* _PROBLEM STATEMENT_: Select and reproduce each line of the listing below that bears the string "Limit".

____

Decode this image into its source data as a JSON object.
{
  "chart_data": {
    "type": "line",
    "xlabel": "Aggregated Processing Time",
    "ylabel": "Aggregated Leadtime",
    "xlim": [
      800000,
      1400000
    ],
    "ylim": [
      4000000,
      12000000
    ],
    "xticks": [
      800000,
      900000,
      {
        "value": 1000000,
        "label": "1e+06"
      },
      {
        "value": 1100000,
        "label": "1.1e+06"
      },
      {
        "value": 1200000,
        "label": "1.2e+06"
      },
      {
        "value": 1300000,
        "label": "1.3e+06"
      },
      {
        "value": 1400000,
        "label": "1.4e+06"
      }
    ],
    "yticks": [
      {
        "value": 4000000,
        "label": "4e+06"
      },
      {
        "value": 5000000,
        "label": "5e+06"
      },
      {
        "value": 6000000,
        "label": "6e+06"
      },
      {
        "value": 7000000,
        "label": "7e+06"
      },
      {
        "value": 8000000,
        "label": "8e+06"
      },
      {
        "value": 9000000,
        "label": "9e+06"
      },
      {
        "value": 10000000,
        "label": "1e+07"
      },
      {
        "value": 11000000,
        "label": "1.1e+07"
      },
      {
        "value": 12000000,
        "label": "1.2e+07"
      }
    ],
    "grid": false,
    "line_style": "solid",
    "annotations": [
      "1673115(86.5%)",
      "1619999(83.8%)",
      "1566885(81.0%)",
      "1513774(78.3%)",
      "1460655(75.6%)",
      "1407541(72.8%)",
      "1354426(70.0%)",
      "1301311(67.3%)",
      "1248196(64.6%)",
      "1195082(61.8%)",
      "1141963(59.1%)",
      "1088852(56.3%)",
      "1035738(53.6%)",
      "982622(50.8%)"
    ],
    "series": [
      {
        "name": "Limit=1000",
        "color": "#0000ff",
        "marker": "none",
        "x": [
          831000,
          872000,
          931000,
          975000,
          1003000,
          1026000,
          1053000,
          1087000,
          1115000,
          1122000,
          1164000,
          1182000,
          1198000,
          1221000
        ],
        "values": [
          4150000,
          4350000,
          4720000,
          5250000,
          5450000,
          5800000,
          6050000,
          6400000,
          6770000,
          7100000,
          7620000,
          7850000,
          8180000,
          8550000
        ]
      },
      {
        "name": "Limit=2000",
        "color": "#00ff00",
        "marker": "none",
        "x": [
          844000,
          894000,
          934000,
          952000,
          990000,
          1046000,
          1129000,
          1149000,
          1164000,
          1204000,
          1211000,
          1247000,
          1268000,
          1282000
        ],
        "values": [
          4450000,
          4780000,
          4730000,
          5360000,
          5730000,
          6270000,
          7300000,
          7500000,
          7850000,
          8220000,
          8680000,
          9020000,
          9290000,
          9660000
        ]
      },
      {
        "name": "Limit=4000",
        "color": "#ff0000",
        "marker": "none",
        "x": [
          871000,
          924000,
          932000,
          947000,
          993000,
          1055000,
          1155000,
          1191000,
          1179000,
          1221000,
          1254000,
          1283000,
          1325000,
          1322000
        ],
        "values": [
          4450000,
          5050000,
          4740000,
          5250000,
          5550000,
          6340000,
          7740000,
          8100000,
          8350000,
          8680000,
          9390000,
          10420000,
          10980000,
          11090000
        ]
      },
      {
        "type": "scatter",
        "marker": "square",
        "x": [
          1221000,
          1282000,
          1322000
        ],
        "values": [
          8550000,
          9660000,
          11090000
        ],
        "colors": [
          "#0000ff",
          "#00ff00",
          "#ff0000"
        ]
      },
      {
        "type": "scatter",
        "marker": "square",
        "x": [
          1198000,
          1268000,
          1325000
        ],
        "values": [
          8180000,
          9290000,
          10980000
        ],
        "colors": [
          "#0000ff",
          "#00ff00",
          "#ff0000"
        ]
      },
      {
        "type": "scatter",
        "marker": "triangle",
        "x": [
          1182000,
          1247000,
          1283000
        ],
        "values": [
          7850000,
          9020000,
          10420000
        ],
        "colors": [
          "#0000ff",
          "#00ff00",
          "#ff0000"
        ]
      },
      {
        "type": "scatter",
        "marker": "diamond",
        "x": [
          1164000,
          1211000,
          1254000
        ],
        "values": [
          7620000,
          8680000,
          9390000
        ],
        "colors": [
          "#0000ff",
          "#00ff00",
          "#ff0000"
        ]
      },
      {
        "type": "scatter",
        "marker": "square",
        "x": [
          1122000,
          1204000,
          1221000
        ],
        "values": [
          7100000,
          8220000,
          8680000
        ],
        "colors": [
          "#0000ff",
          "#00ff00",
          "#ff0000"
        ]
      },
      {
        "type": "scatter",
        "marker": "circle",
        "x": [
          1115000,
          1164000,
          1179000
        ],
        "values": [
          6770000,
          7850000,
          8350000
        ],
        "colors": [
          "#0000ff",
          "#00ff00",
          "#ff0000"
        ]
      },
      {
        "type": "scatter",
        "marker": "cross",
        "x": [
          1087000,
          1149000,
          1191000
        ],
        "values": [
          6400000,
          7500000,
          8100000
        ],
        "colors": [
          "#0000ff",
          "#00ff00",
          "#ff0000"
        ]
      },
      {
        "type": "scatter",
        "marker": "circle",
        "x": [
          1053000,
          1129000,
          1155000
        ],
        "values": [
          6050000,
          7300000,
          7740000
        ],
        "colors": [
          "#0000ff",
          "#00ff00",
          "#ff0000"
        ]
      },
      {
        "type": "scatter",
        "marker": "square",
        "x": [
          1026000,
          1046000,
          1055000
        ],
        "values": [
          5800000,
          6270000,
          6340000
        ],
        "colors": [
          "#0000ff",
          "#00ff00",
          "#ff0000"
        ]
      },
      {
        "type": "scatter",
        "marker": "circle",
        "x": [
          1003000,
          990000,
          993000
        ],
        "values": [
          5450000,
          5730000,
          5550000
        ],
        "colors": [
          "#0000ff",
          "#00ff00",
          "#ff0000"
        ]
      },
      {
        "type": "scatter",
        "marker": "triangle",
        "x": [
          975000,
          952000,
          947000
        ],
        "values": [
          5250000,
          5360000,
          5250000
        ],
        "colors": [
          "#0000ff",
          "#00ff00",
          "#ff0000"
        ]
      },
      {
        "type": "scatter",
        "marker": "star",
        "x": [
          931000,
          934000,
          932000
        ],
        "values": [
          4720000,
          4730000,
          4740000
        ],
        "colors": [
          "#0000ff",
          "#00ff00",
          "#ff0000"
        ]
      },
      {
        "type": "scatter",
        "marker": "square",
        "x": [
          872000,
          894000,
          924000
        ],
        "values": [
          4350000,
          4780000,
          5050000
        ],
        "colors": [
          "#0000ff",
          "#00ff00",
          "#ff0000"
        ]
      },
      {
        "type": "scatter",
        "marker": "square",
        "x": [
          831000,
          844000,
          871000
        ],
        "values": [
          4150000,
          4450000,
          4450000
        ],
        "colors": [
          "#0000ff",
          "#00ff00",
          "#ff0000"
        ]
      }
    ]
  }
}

____

* _EXERCISE OUTPUT_:
        "name": "Limit=1000",
        "name": "Limit=2000",
        "name": "Limit=4000",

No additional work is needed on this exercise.